## WHAT YOU SHOULD DO
Type out the records that follow, exactly as given.

---------- SOURCE MATERIAL

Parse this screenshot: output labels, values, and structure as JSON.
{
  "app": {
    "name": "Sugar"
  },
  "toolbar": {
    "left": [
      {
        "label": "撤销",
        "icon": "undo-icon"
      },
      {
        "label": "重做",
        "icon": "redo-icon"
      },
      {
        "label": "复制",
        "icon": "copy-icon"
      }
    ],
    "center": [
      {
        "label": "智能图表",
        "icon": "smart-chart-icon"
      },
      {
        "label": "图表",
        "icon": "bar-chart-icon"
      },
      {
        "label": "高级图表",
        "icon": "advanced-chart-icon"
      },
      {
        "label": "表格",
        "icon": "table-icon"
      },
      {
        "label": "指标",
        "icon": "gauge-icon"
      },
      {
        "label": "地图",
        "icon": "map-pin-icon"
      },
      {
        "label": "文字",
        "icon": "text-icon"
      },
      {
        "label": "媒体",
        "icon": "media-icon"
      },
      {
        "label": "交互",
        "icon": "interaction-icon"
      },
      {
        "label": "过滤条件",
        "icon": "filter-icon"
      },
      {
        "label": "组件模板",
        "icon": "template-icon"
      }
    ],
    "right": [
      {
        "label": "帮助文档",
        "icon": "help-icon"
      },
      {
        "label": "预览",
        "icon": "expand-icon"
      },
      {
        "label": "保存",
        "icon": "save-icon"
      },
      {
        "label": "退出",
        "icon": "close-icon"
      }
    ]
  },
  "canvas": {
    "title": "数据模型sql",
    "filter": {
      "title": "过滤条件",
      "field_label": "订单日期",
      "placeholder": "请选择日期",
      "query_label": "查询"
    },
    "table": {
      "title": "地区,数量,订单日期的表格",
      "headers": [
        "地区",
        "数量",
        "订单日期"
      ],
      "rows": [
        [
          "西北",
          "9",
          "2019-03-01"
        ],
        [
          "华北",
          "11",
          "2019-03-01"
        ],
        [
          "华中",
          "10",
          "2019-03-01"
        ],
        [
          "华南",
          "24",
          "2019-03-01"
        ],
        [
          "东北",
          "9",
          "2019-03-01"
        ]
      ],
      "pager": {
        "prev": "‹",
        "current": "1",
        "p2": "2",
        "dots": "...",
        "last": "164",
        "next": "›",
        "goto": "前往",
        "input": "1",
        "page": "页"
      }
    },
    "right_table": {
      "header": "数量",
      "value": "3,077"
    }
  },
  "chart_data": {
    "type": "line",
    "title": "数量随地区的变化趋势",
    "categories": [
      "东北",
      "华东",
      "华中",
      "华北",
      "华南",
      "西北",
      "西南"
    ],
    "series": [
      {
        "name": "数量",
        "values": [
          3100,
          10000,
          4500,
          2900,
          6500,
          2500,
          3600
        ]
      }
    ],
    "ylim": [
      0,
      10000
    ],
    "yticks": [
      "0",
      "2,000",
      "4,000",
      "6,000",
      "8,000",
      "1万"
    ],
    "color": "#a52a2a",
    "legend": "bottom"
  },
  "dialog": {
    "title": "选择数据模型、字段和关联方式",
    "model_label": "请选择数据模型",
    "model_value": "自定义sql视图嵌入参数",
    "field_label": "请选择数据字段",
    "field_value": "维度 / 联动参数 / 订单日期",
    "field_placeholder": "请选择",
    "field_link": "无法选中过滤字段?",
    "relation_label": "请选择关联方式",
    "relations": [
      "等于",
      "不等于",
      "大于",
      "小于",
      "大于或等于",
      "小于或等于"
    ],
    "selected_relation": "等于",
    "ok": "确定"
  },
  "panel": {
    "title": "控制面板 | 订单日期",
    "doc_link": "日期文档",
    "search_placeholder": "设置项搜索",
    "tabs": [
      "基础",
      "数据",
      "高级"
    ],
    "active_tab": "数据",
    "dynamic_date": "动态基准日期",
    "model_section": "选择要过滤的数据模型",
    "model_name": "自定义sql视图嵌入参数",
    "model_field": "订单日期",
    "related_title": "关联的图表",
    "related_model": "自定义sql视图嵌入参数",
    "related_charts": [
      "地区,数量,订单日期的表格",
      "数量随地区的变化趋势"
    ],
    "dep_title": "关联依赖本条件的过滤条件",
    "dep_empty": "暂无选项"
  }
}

--------------------

## TASK OUTPUT
Parse this screenshot: output labels, values, and structure as JSON.
{
  "app": {
    "name": "Sugar"
  },
  "toolbar": {
    "left": [
      {
        "label": "撤销",
        "icon": "undo-icon"
      },
      {
        "label": "重做",
        "icon": "redo-icon"
      },
      {
        "label": "复制",
        "icon": "copy-icon"
      }
    ],
    "center": [
      {
        "label": "智能图表",
        "icon": "smart-chart-icon"
      },
      {
        "label": "图表",
        "icon": "bar-chart-icon"
      },
      {
        "label": "高级图表",
        "icon": "advanced-chart-icon"
      },
      {
        "label": "表格",
        "icon": "table-icon"
      },
      {
        "label": "指标",
        "icon": "gauge-icon"
      },
      {
        "label": "地图",
        "icon": "map-pin-icon"
      },
      {
        "label": "文字",
        "icon": "text-icon"
      },
      {
        "label": "媒体",
        "icon": "media-icon"
      },
      {
        "label": "交互",
        "icon": "interaction-icon"
      },
      {
        "label": "过滤条件",
        "icon": "filter-icon"
      },
      {
        "label": "组件模板",
        "icon": "template-icon"
      }
    ],
    "right": [
      {
        "label": "帮助文档",
        "icon": "help-icon"
      },
      {
        "label": "预览",
        "icon": "expand-icon"
      },
      {
        "label": "保存",
        "icon": "save-icon"
      },
      {
        "label": "退出",
        "icon": "close-icon"
      }
    ]
  },
  "canvas": {
    "title": "数据模型sql",
    "filter": {
      "title": "过滤条件",
      "field_label": "订单日期",
      "placeholder": "请选择日期",
      "query_label": "查询"
    },
    "table": {
      "title": "地区,数量,订单日期的表格",
      "headers": [
        "地区",
        "数量",
        "订单日期"
      ],
      "rows": [
        [
          "西北",
          "9",
          "2019-03-01"
        ],
        [
          "华北",
          "11",
          "2019-03-01"
        ],
        [
          "华中",
          "10",
          "2019-03-01"
        ],
        [
          "华南",
          "24",
          "2019-03-01"
        ],
        [
          "东北",
          "9",
          "2019-03-01"
        ]
      ],
      "pager": {
        "prev": "‹",
        "current": "1",
        "p2": "2",
        "dots": "...",
        "last": "164",
        "next": "›",
        "goto": "前往",
        "input": "1",
        "page": "页"
      }
    },
    "right_table": {
      "header": "数量",
      "value": "3,077"
    }
  },
  "chart_data": {
    "type": "line",
    "title": "数量随地区的变化趋势",
    "categories": [
      "东北",
      "华东",
      "华中",
      "华北",
      "华南",
      "西北",
      "西南"
    ],
    "series": [
      {
        "name": "数量",
        "values": [
          3100,
          10000,
          4500,
          2900,
          6500,
          2500,
          3600
        ]
      }
    ],
    "ylim": [
      0,
      10000
    ],
    "yticks": [
      "0",
      "2,000",
      "4,000",
      "6,000",
      "8,000",
      "1万"
    ],
    "color": "#a52a2a",
    "legend": "bottom"
  },
  "dialog": {
    "title": "选择数据模型、字段和关联方式",
    "model_label": "请选择数据模型",
    "model_value": "自定义sql视图嵌入参数",
    "field_label": "请选择数据字段",
    "field_value": "维度 / 联动参数 / 订单日期",
    "field_placeholder": "请选择",
    "field_link": "无法选中过滤字段?",
    "relation_label": "请选择关联方式",
    "relations": [
      "等于",
      "不等于",
      "大于",
      "小于",
      "大于或等于",
      "小于或等于"
    ],
    "selected_relation": "等于",
    "ok": "确定"
  },
  "panel": {
    "title": "控制面板 | 订单日期",
    "doc_link": "日期文档",
    "search_placeholder": "设置项搜索",
    "tabs": [
      "基础",
      "数据",
      "高级"
    ],
    "active_tab": "数据",
    "dynamic_date": "动态基准日期",
    "model_section": "选择要过滤的数据模型",
    "model_name": "自定义sql视图嵌入参数",
    "model_field": "订单日期",
    "related_title": "关联的图表",
    "related_model": "自定义sql视图嵌入参数",
    "related_charts": [
      "地区,数量,订单日期的表格",
      "数量随地区的变化趋势"
    ],
    "dep_title": "关联依赖本条件的过滤条件",
    "dep_empty": "暂无选项"
  }
}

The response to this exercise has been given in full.